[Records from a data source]
--*--

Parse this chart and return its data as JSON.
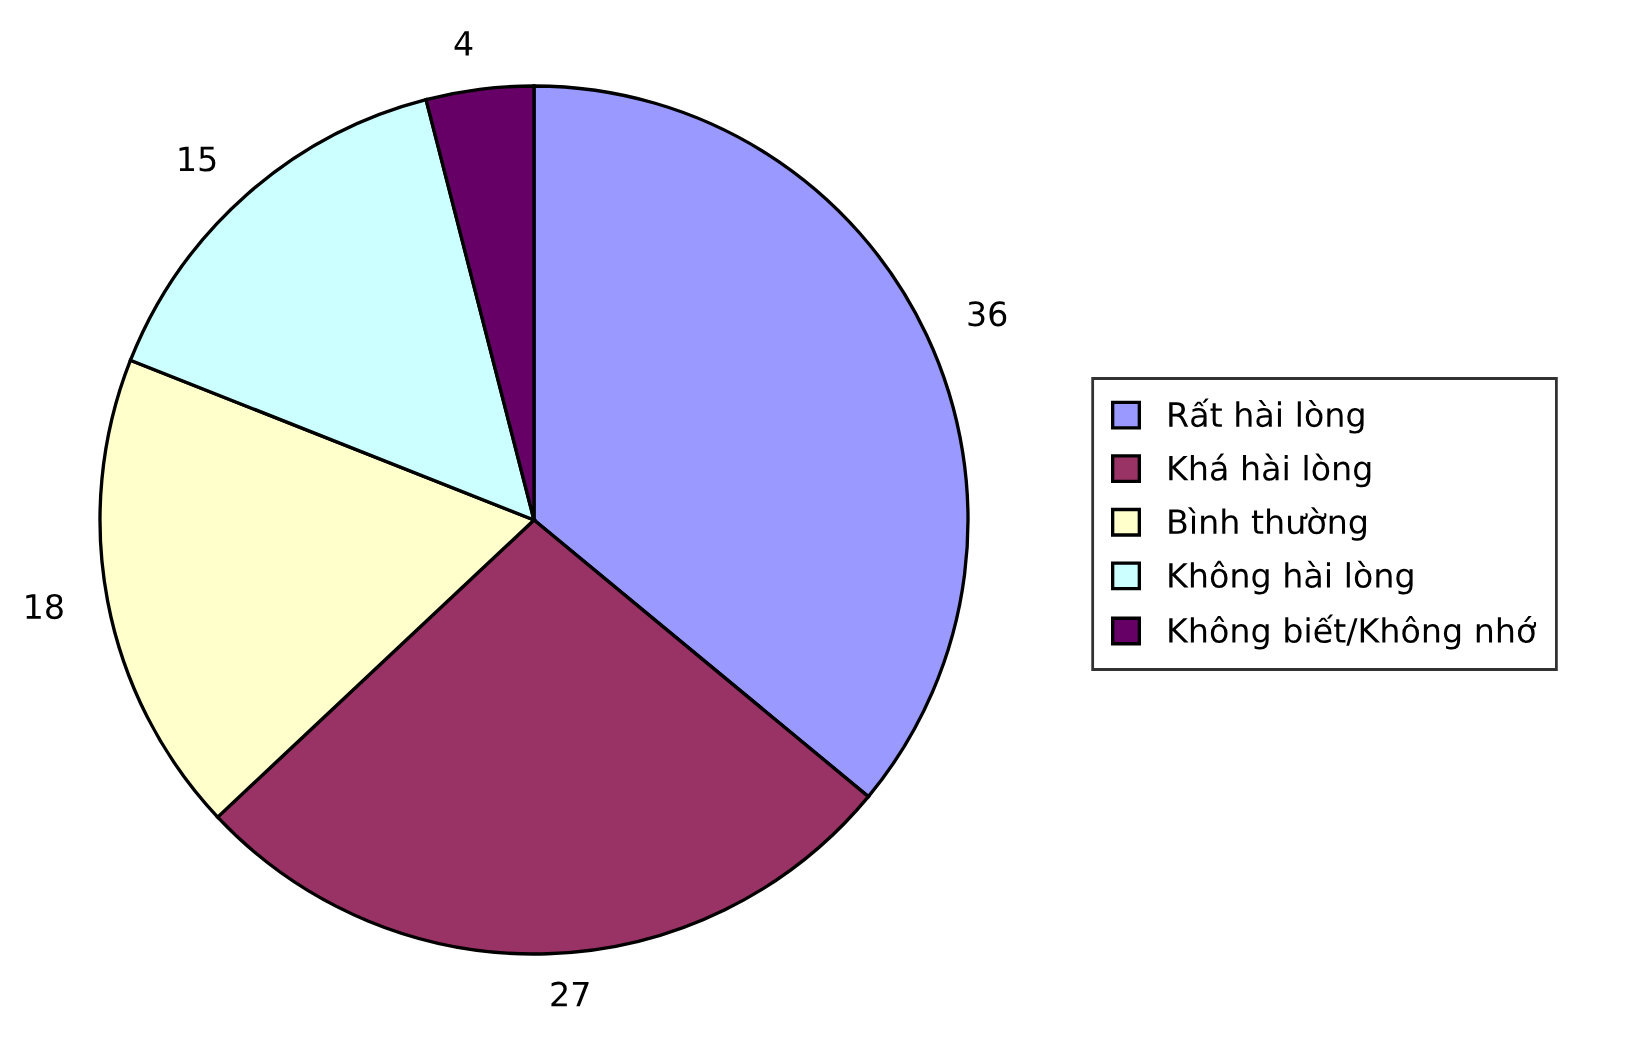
{
  "chart_data": {
    "type": "pie",
    "categories": [
      "Rất hài lòng",
      "Khá hài lòng",
      "Bình thường",
      "Không hài lòng",
      "Không biết/Không nhớ"
    ],
    "values": [
      36,
      27,
      18,
      15,
      4
    ],
    "colors": [
      "#9999ff",
      "#993366",
      "#ffffcc",
      "#ccffff",
      "#660066"
    ],
    "data_labels": true,
    "legend": "right"
  }
}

--*--

Reproduce each record from above exactly; pictures do not belong in the copy.

Solution for this task:
Parse this chart and return its data as JSON.
{
  "chart_data": {
    "type": "pie",
    "categories": [
      "Rất hài lòng",
      "Khá hài lòng",
      "Bình thường",
      "Không hài lòng",
      "Không biết/Không nhớ"
    ],
    "values": [
      36,
      27,
      18,
      15,
      4
    ],
    "colors": [
      "#9999ff",
      "#993366",
      "#ffffcc",
      "#ccffff",
      "#660066"
    ],
    "data_labels": true,
    "legend": "right"
  }
}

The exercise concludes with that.